[Problem to work on]:
Look through the data below. Collect every line where the word "Accuracy" occurs.

## START Records to process

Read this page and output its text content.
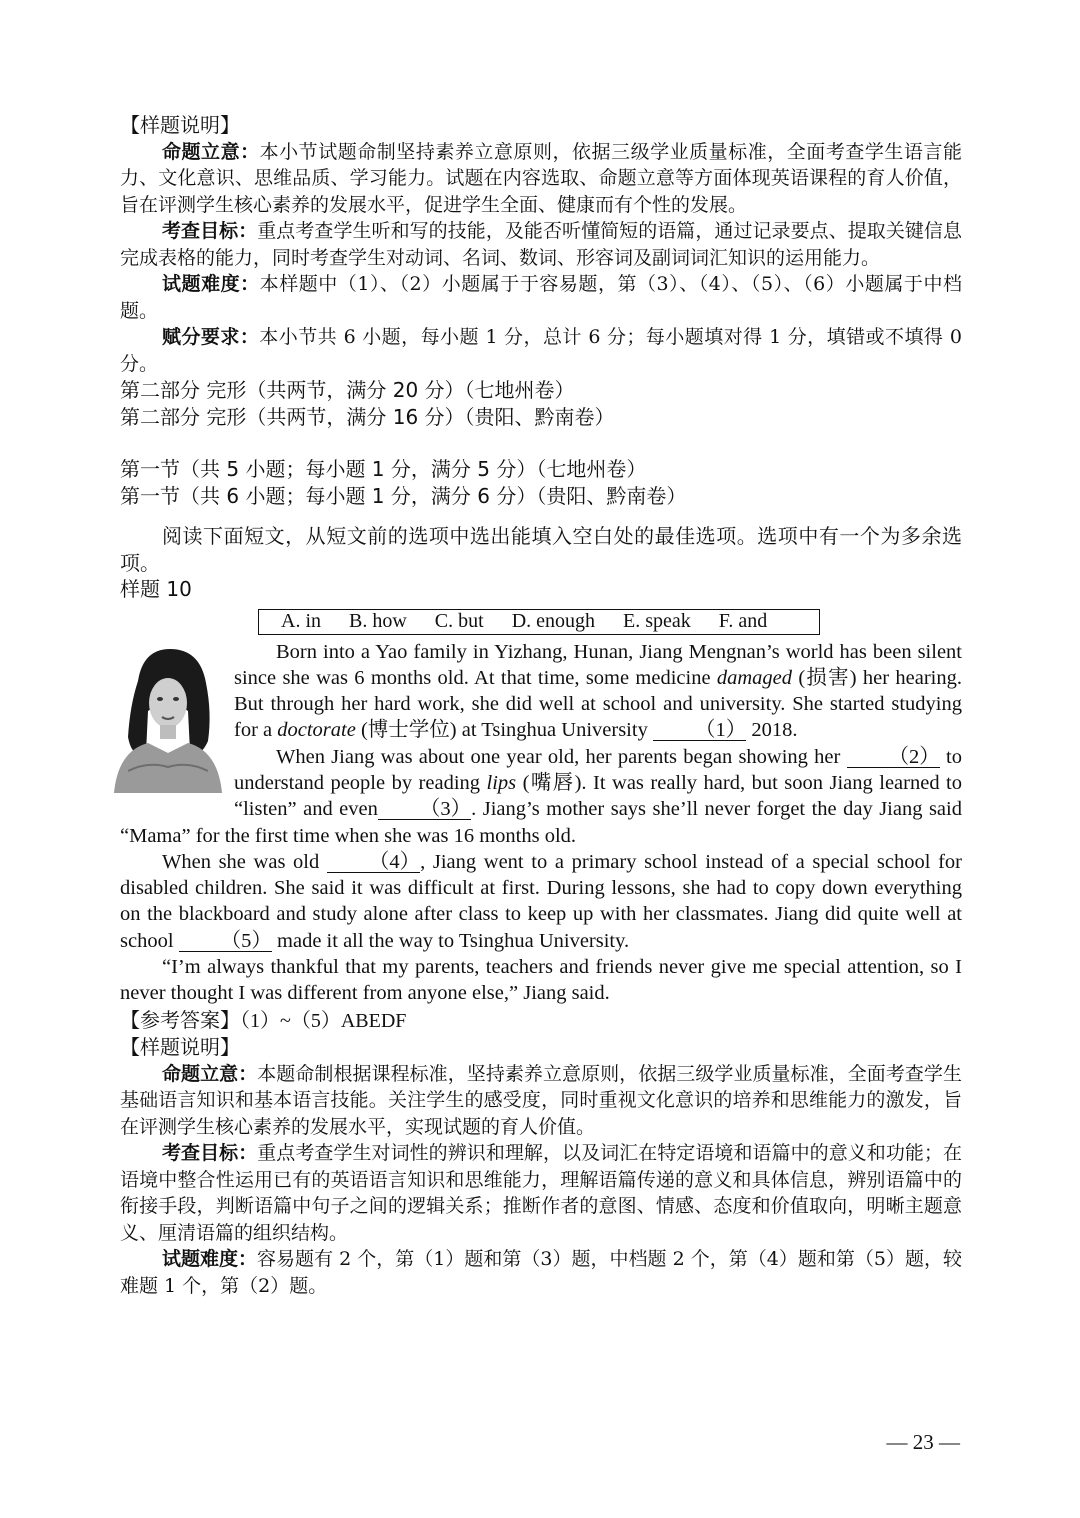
【样题说明】

命题立意：本小节试题命制坚持素养立意原则，依据三级学业质量标准，全面考查学生语言能力、文化意识、思维品质、学习能力。试题在内容选取、命题立意等方面体现英语课程的育人价值，旨在评测学生核心素养的发展水平，促进学生全面、健康而有个性的发展。

考查目标：重点考查学生听和写的技能，及能否听懂简短的语篇，通过记录要点、提取关键信息完成表格的能力，同时考查学生对动词、名词、数词、形容词及副词词汇知识的运用能力。

试题难度：本样题中（1）、（2）小题属于于容易题，第（3）、（4）、（5）、（6）小题属于中档题。

赋分要求：本小节共 6 小题，每小题 1 分，总计 6 分；每小题填对得 1 分，填错或不填得 0 分。

第二部分 完形（共两节，满分 20 分）（七地州卷）
第二部分 完形（共两节，满分 16 分）（贵阳、黔南卷）
第一节（共 5 小题；每小题 1 分，满分 5 分）（七地州卷）
第一节（共 6 小题；每小题 1 分，满分 6 分）（贵阳、黔南卷）

阅读下面短文，从短文前的选项中选出能填入空白处的最佳选项。选项中有一个为多余选项。

样题 10
A. in B. how C. but D. enough E. speak F. and

Born into a Yao family in Yizhang, Hunan, Jiang Mengnan’s world has been silent since she was 6 months old. At that time, some medicine damaged (损害) her hearing. But through her hard work, she did well at school and university. She started studying for a doctorate (博士学位) at Tsinghua University （1） 2018.

When Jiang was about one year old, her parents began showing her （2） to understand people by reading lips (嘴唇). It was really hard, but soon Jiang learned to “listen” and even （3）. Jiang’s mother says she’ll never forget the day Jiang said “Mama” for the first time when she was 16 months old.

When she was old （4）, Jiang went to a primary school instead of a special school for disabled children. She said it was difficult at first. During lessons, she had to copy down everything on the blackboard and study alone after class to keep up with her classmates. Jiang did quite well at school （5） made it all the way to Tsinghua University.

“I’m always thankful that my parents, teachers and friends never give me special attention, so I never thought I was different from anyone else,” Jiang said.

【参考答案】（1）~（5）ABEDF
【样题说明】

命题立意：本题命制根据课程标准，坚持素养立意原则，依据三级学业质量标准，全面考查学生基础语言知识和基本语言技能。关注学生的感受度，同时重视文化意识的培养和思维能力的激发，旨在评测学生核心素养的发展水平，实现试题的育人价值。

考查目标：重点考查学生对词性的辨识和理解，以及词汇在特定语境和语篇中的意义和功能；在语境中整合性运用已有的英语语言知识和思维能力，理解语篇传递的意义和具体信息，辨别语篇中的衔接手段，判断语篇中句子之间的逻辑关系；推断作者的意图、情感、态度和价值取向，明晰主题意义、厘清语篇的组织结构。

试题难度：容易题有 2 个，第（1）题和第（3）题，中档题 2 个，第（4）题和第（5）题，较难题 1 个，第（2）题。

— 23 —
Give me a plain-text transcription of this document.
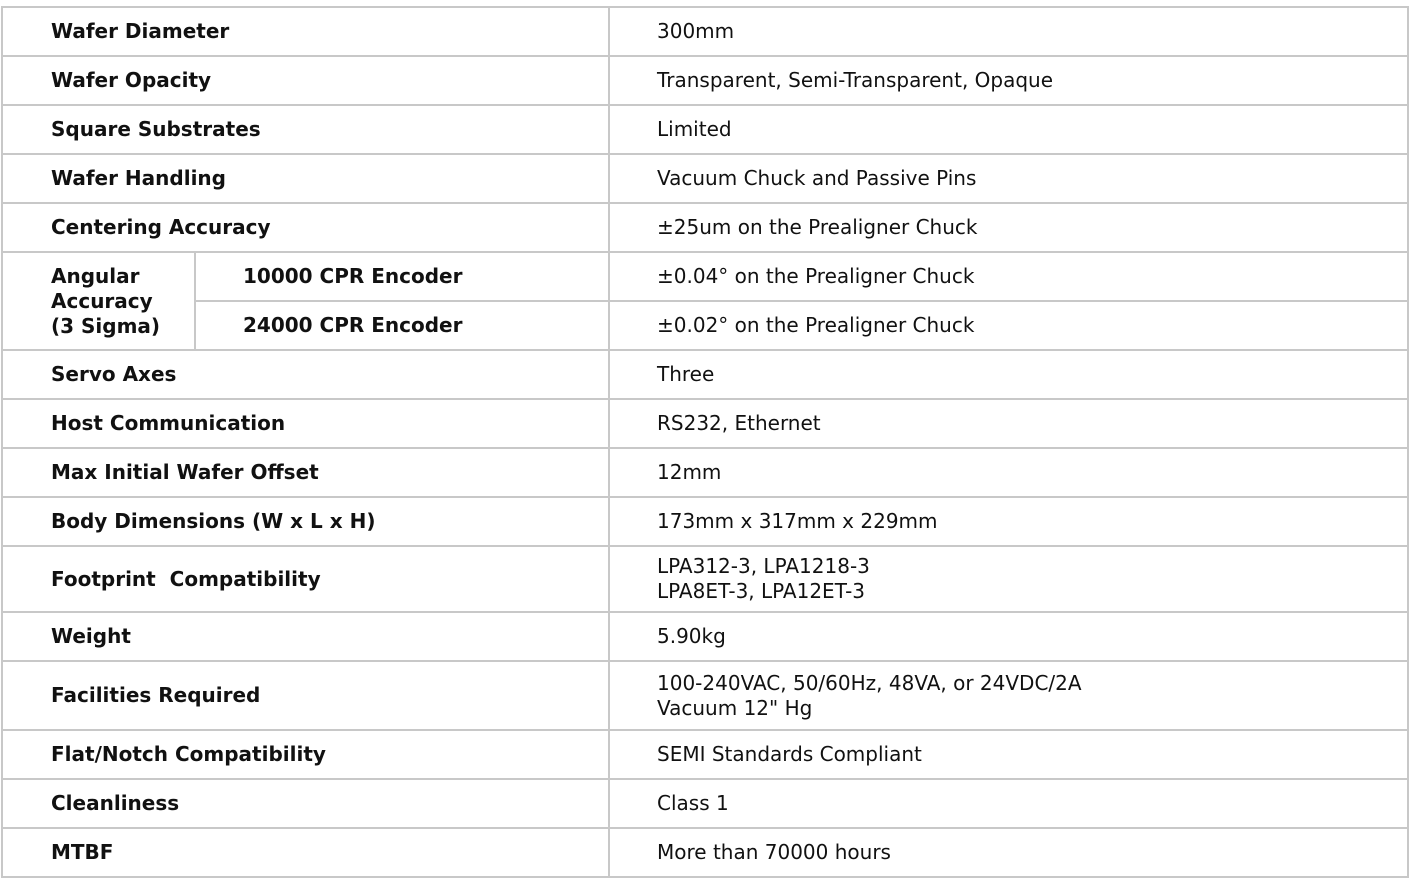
Wafer Diameter		300mm

Wafer Opacity		Transparent, Semi-Transparent, Opaque

Square Substrates		Limited

Wafer Handling		Vacuum Chuck and Passive Pins

Centering Accuracy		±25um on the Prealigner Chuck

Angular
Accuracy
(3 Sigma)	10000 CPR Encoder	±0.04° on the Prealigner Chuck

	24000 CPR Encoder	±0.02° on the Prealigner Chuck

Servo Axes		Three

Host Communication		RS232, Ethernet

Max Initial Wafer Offset		12mm

Body Dimensions (W x L x H)		173mm x 317mm x 229mm

Footprint  Compatibility		LPA312-3, LPA1218-3
LPA8ET-3, LPA12ET-3

Weight		5.90kg

Facilities Required		100-240VAC, 50/60Hz, 48VA, or 24VDC/2A
Vacuum 12" Hg

Flat/Notch Compatibility		SEMI Standards Compliant

Cleanliness		Class 1

MTBF		More than 70000 hours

## END Records to process

[Exercise response]:
Centering Accuracy		±25um on the Prealigner Chuck
Accuracy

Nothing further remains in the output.